• _Work instructions_:
Repeat each record below exactly as given.
**********
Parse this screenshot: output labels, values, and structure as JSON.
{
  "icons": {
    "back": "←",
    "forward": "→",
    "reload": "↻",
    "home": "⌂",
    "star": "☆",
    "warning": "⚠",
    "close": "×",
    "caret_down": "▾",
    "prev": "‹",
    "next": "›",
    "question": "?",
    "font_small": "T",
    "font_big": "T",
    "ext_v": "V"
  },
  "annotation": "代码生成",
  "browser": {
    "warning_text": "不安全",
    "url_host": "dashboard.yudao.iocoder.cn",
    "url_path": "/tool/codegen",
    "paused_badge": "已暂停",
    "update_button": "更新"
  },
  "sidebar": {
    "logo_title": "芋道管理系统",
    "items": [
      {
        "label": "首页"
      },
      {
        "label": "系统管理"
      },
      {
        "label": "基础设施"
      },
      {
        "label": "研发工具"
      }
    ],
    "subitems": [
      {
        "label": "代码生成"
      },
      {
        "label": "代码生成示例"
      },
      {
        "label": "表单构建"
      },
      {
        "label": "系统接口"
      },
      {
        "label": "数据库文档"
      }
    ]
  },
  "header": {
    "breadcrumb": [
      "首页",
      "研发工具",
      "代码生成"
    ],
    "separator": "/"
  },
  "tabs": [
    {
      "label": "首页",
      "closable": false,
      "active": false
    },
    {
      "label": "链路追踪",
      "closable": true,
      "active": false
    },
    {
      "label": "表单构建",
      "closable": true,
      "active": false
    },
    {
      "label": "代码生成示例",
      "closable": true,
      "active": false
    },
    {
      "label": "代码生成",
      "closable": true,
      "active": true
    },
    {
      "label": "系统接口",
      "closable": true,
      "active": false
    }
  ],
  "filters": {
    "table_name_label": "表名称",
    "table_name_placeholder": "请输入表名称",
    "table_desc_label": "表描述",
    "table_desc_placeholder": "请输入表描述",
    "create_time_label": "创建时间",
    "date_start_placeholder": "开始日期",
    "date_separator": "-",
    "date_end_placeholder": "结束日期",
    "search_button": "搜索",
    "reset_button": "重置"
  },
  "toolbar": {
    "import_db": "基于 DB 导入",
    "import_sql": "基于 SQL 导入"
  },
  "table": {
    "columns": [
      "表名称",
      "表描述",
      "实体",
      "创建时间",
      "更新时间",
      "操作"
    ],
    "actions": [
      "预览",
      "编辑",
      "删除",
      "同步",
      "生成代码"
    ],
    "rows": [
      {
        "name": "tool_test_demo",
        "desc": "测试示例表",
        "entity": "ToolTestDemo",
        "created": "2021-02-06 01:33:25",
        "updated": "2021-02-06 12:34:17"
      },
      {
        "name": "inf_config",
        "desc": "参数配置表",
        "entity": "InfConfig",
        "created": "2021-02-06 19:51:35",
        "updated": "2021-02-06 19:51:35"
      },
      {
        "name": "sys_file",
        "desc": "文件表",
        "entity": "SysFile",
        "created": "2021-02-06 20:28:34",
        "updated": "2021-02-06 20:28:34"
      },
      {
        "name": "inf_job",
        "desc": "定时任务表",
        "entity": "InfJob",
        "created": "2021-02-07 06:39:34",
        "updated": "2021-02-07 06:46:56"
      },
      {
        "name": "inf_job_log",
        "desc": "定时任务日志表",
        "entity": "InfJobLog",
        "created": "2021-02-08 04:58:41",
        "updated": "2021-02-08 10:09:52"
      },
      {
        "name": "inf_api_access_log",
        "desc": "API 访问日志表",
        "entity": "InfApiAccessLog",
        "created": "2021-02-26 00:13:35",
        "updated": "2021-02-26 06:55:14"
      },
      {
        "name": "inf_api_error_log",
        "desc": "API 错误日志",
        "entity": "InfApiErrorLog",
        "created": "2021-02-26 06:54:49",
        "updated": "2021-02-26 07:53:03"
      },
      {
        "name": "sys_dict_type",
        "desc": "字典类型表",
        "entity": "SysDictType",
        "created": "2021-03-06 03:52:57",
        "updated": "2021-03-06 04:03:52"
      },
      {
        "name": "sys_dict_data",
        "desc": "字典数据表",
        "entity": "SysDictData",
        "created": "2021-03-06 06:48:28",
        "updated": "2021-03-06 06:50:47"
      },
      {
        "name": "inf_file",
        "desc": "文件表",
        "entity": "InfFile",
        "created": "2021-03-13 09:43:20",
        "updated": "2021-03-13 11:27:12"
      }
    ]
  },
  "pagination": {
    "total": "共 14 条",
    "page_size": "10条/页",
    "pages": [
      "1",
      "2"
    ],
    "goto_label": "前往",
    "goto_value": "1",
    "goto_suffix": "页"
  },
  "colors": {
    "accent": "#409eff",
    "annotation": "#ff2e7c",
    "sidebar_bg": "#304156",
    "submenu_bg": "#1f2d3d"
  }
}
**********
• _Answer to this problem_:
Parse this screenshot: output labels, values, and structure as JSON.
{
  "icons": {
    "back": "←",
    "forward": "→",
    "reload": "↻",
    "home": "⌂",
    "star": "☆",
    "warning": "⚠",
    "close": "×",
    "caret_down": "▾",
    "prev": "‹",
    "next": "›",
    "question": "?",
    "font_small": "T",
    "font_big": "T",
    "ext_v": "V"
  },
  "annotation": "代码生成",
  "browser": {
    "warning_text": "不安全",
    "url_host": "dashboard.yudao.iocoder.cn",
    "url_path": "/tool/codegen",
    "paused_badge": "已暂停",
    "update_button": "更新"
  },
  "sidebar": {
    "logo_title": "芋道管理系统",
    "items": [
      {
        "label": "首页"
      },
      {
        "label": "系统管理"
      },
      {
        "label": "基础设施"
      },
      {
        "label": "研发工具"
      }
    ],
    "subitems": [
      {
        "label": "代码生成"
      },
      {
        "label": "代码生成示例"
      },
      {
        "label": "表单构建"
      },
      {
        "label": "系统接口"
      },
      {
        "label": "数据库文档"
      }
    ]
  },
  "header": {
    "breadcrumb": [
      "首页",
      "研发工具",
      "代码生成"
    ],
    "separator": "/"
  },
  "tabs": [
    {
      "label": "首页",
      "closable": false,
      "active": false
    },
    {
      "label": "链路追踪",
      "closable": true,
      "active": false
    },
    {
      "label": "表单构建",
      "closable": true,
      "active": false
    },
    {
      "label": "代码生成示例",
      "closable": true,
      "active": false
    },
    {
      "label": "代码生成",
      "closable": true,
      "active": true
    },
    {
      "label": "系统接口",
      "closable": true,
      "active": false
    }
  ],
  "filters": {
    "table_name_label": "表名称",
    "table_name_placeholder": "请输入表名称",
    "table_desc_label": "表描述",
    "table_desc_placeholder": "请输入表描述",
    "create_time_label": "创建时间",
    "date_start_placeholder": "开始日期",
    "date_separator": "-",
    "date_end_placeholder": "结束日期",
    "search_button": "搜索",
    "reset_button": "重置"
  },
  "toolbar": {
    "import_db": "基于 DB 导入",
    "import_sql": "基于 SQL 导入"
  },
  "table": {
    "columns": [
      "表名称",
      "表描述",
      "实体",
      "创建时间",
      "更新时间",
      "操作"
    ],
    "actions": [
      "预览",
      "编辑",
      "删除",
      "同步",
      "生成代码"
    ],
    "rows": [
      {
        "name": "tool_test_demo",
        "desc": "测试示例表",
        "entity": "ToolTestDemo",
        "created": "2021-02-06 01:33:25",
        "updated": "2021-02-06 12:34:17"
      },
      {
        "name": "inf_config",
        "desc": "参数配置表",
        "entity": "InfConfig",
        "created": "2021-02-06 19:51:35",
        "updated": "2021-02-06 19:51:35"
      },
      {
        "name": "sys_file",
        "desc": "文件表",
        "entity": "SysFile",
        "created": "2021-02-06 20:28:34",
        "updated": "2021-02-06 20:28:34"
      },
      {
        "name": "inf_job",
        "desc": "定时任务表",
        "entity": "InfJob",
        "created": "2021-02-07 06:39:34",
        "updated": "2021-02-07 06:46:56"
      },
      {
        "name": "inf_job_log",
        "desc": "定时任务日志表",
        "entity": "InfJobLog",
        "created": "2021-02-08 04:58:41",
        "updated": "2021-02-08 10:09:52"
      },
      {
        "name": "inf_api_access_log",
        "desc": "API 访问日志表",
        "entity": "InfApiAccessLog",
        "created": "2021-02-26 00:13:35",
        "updated": "2021-02-26 06:55:14"
      },
      {
        "name": "inf_api_error_log",
        "desc": "API 错误日志",
        "entity": "InfApiErrorLog",
        "created": "2021-02-26 06:54:49",
        "updated": "2021-02-26 07:53:03"
      },
      {
        "name": "sys_dict_type",
        "desc": "字典类型表",
        "entity": "SysDictType",
        "created": "2021-03-06 03:52:57",
        "updated": "2021-03-06 04:03:52"
      },
      {
        "name": "sys_dict_data",
        "desc": "字典数据表",
        "entity": "SysDictData",
        "created": "2021-03-06 06:48:28",
        "updated": "2021-03-06 06:50:47"
      },
      {
        "name": "inf_file",
        "desc": "文件表",
        "entity": "InfFile",
        "created": "2021-03-13 09:43:20",
        "updated": "2021-03-13 11:27:12"
      }
    ]
  },
  "pagination": {
    "total": "共 14 条",
    "page_size": "10条/页",
    "pages": [
      "1",
      "2"
    ],
    "goto_label": "前往",
    "goto_value": "1",
    "goto_suffix": "页"
  },
  "colors": {
    "accent": "#409eff",
    "annotation": "#ff2e7c",
    "sidebar_bg": "#304156",
    "submenu_bg": "#1f2d3d"
  }
}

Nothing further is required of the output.